Dataset items:
Start

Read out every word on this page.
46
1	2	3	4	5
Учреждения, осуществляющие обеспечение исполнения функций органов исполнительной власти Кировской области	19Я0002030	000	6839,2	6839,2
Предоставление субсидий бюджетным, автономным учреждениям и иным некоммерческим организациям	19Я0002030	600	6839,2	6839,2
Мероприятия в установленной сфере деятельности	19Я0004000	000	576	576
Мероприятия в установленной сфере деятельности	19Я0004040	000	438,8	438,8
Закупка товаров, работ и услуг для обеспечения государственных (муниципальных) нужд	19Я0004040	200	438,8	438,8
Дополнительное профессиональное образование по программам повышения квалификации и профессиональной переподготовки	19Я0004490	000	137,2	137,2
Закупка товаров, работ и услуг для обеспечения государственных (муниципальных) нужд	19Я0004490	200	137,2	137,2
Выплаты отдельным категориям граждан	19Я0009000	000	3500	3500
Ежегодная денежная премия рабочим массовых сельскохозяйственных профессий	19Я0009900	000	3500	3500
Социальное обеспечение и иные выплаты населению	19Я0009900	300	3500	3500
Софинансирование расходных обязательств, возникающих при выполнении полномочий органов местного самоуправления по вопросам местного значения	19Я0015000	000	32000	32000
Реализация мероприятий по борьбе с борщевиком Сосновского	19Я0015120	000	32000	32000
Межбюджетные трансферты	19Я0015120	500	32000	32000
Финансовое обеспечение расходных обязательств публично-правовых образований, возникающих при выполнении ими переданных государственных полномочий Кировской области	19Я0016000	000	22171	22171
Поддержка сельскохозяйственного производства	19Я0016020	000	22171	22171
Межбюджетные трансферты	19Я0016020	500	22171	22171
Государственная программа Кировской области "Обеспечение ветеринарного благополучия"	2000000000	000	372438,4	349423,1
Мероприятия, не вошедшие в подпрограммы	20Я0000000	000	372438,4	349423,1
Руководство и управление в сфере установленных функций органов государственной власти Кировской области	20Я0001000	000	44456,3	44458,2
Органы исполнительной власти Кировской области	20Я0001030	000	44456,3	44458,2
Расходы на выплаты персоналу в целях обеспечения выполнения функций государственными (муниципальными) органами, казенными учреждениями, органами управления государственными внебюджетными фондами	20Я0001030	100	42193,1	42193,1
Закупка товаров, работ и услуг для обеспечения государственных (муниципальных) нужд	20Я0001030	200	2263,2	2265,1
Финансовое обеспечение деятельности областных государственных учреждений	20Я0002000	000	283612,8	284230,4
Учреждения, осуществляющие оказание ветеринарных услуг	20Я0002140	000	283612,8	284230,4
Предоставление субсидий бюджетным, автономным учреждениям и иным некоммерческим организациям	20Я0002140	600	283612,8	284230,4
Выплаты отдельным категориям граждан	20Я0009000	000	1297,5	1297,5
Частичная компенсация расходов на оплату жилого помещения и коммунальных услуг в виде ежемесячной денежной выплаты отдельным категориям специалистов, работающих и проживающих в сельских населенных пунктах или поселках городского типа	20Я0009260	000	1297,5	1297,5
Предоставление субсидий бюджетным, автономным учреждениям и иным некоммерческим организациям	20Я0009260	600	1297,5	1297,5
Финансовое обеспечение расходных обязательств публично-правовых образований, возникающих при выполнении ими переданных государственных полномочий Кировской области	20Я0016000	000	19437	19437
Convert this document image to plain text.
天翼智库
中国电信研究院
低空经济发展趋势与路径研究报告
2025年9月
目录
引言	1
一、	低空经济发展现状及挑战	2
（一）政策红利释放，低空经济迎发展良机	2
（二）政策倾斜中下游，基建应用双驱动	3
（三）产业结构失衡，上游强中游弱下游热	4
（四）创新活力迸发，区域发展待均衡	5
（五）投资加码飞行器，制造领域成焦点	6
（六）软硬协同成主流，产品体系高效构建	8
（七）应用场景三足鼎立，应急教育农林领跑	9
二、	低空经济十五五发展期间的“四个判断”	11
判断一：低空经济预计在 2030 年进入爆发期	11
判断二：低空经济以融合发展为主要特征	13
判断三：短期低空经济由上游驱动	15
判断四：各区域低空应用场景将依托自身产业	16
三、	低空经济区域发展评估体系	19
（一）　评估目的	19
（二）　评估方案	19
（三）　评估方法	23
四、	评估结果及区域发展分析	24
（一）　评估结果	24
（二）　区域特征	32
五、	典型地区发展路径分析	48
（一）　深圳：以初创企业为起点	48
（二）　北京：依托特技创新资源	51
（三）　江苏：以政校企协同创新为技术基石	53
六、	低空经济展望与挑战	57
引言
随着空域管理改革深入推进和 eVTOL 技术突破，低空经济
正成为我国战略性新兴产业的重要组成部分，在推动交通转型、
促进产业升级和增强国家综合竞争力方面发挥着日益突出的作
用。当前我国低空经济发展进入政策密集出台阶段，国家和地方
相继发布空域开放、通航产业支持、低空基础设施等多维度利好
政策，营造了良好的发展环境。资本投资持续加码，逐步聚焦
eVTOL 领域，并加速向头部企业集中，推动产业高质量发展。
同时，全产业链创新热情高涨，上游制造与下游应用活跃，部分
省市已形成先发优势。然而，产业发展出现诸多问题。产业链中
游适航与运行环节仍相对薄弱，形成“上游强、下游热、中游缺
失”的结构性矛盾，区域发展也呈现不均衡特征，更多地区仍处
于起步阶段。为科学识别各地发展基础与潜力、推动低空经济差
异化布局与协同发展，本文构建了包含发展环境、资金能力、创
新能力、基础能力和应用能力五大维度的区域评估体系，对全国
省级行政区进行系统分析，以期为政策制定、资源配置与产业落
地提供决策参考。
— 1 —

End

_Set problem_: Write each line above out exactly.

_Correct answer_:
Read out every word on this page.
46
1	2	3	4	5
Учреждения, осуществляющие обеспечение исполнения функций органов исполнительной власти Кировской области	19Я0002030	000	6839,2	6839,2
Предоставление субсидий бюджетным, автономным учреждениям и иным некоммерческим организациям	19Я0002030	600	6839,2	6839,2
Мероприятия в установленной сфере деятельности	19Я0004000	000	576	576
Мероприятия в установленной сфере деятельности	19Я0004040	000	438,8	438,8
Закупка товаров, работ и услуг для обеспечения государственных (муниципальных) нужд	19Я0004040	200	438,8	438,8
Дополнительное профессиональное образование по программам повышения квалификации и профессиональной переподготовки	19Я0004490	000	137,2	137,2
Закупка товаров, работ и услуг для обеспечения государственных (муниципальных) нужд	19Я0004490	200	137,2	137,2
Выплаты отдельным категориям граждан	19Я0009000	000	3500	3500
Ежегодная денежная премия рабочим массовых сельскохозяйственных профессий	19Я0009900	000	3500	3500
Социальное обеспечение и иные выплаты населению	19Я0009900	300	3500	3500
Софинансирование расходных обязательств, возникающих при выполнении полномочий органов местного самоуправления по вопросам местного значения	19Я0015000	000	32000	32000
Реализация мероприятий по борьбе с борщевиком Сосновского	19Я0015120	000	32000	32000
Межбюджетные трансферты	19Я0015120	500	32000	32000
Финансовое обеспечение расходных обязательств публично-правовых образований, возникающих при выполнении ими переданных государственных полномочий Кировской области	19Я0016000	000	22171	22171
Поддержка сельскохозяйственного производства	19Я0016020	000	22171	22171
Межбюджетные трансферты	19Я0016020	500	22171	22171
Государственная программа Кировской области "Обеспечение ветеринарного благополучия"	2000000000	000	372438,4	349423,1
Мероприятия, не вошедшие в подпрограммы	20Я0000000	000	372438,4	349423,1
Руководство и управление в сфере установленных функций органов государственной власти Кировской области	20Я0001000	000	44456,3	44458,2
Органы исполнительной власти Кировской области	20Я0001030	000	44456,3	44458,2
Расходы на выплаты персоналу в целях обеспечения выполнения функций государственными (муниципальными) органами, казенными учреждениями, органами управления государственными внебюджетными фондами	20Я0001030	100	42193,1	42193,1
Закупка товаров, работ и услуг для обеспечения государственных (муниципальных) нужд	20Я0001030	200	2263,2	2265,1
Финансовое обеспечение деятельности областных государственных учреждений	20Я0002000	000	283612,8	284230,4
Учреждения, осуществляющие оказание ветеринарных услуг	20Я0002140	000	283612,8	284230,4
Предоставление субсидий бюджетным, автономным учреждениям и иным некоммерческим организациям	20Я0002140	600	283612,8	284230,4
Выплаты отдельным категориям граждан	20Я0009000	000	1297,5	1297,5
Частичная компенсация расходов на оплату жилого помещения и коммунальных услуг в виде ежемесячной денежной выплаты отдельным категориям специалистов, работающих и проживающих в сельских населенных пунктах или поселках городского типа	20Я0009260	000	1297,5	1297,5
Предоставление субсидий бюджетным, автономным учреждениям и иным некоммерческим организациям	20Я0009260	600	1297,5	1297,5
Финансовое обеспечение расходных обязательств публично-правовых образований, возникающих при выполнении ими переданных государственных полномочий Кировской области	20Я0016000	000	19437	19437
Convert this document image to plain text.
天翼智库
中国电信研究院
低空经济发展趋势与路径研究报告
2025年9月
目录
引言	1
一、	低空经济发展现状及挑战	2
（一）政策红利释放，低空经济迎发展良机	2
（二）政策倾斜中下游，基建应用双驱动	3
（三）产业结构失衡，上游强中游弱下游热	4
（四）创新活力迸发，区域发展待均衡	5
（五）投资加码飞行器，制造领域成焦点	6
（六）软硬协同成主流，产品体系高效构建	8
（七）应用场景三足鼎立，应急教育农林领跑	9
二、	低空经济十五五发展期间的“四个判断”	11
判断一：低空经济预计在 2030 年进入爆发期	11
判断二：低空经济以融合发展为主要特征	13
判断三：短期低空经济由上游驱动	15
判断四：各区域低空应用场景将依托自身产业	16
三、	低空经济区域发展评估体系	19
（一）　评估目的	19
（二）　评估方案	19
（三）　评估方法	23
四、	评估结果及区域发展分析	24
（一）　评估结果	24
（二）　区域特征	32
五、	典型地区发展路径分析	48
（一）　深圳：以初创企业为起点	48
（二）　北京：依托特技创新资源	51
（三）　江苏：以政校企协同创新为技术基石	53
六、	低空经济展望与挑战	57
引言
随着空域管理改革深入推进和 eVTOL 技术突破，低空经济
正成为我国战略性新兴产业的重要组成部分，在推动交通转型、
促进产业升级和增强国家综合竞争力方面发挥着日益突出的作
用。当前我国低空经济发展进入政策密集出台阶段，国家和地方
相继发布空域开放、通航产业支持、低空基础设施等多维度利好
政策，营造了良好的发展环境。资本投资持续加码，逐步聚焦
eVTOL 领域，并加速向头部企业集中，推动产业高质量发展。
同时，全产业链创新热情高涨，上游制造与下游应用活跃，部分
省市已形成先发优势。然而，产业发展出现诸多问题。产业链中
游适航与运行环节仍相对薄弱，形成“上游强、下游热、中游缺
失”的结构性矛盾，区域发展也呈现不均衡特征，更多地区仍处
于起步阶段。为科学识别各地发展基础与潜力、推动低空经济差
异化布局与协同发展，本文构建了包含发展环境、资金能力、创
新能力、基础能力和应用能力五大维度的区域评估体系，对全国
省级行政区进行系统分析，以期为政策制定、资源配置与产业落
地提供决策参考。
— 1 —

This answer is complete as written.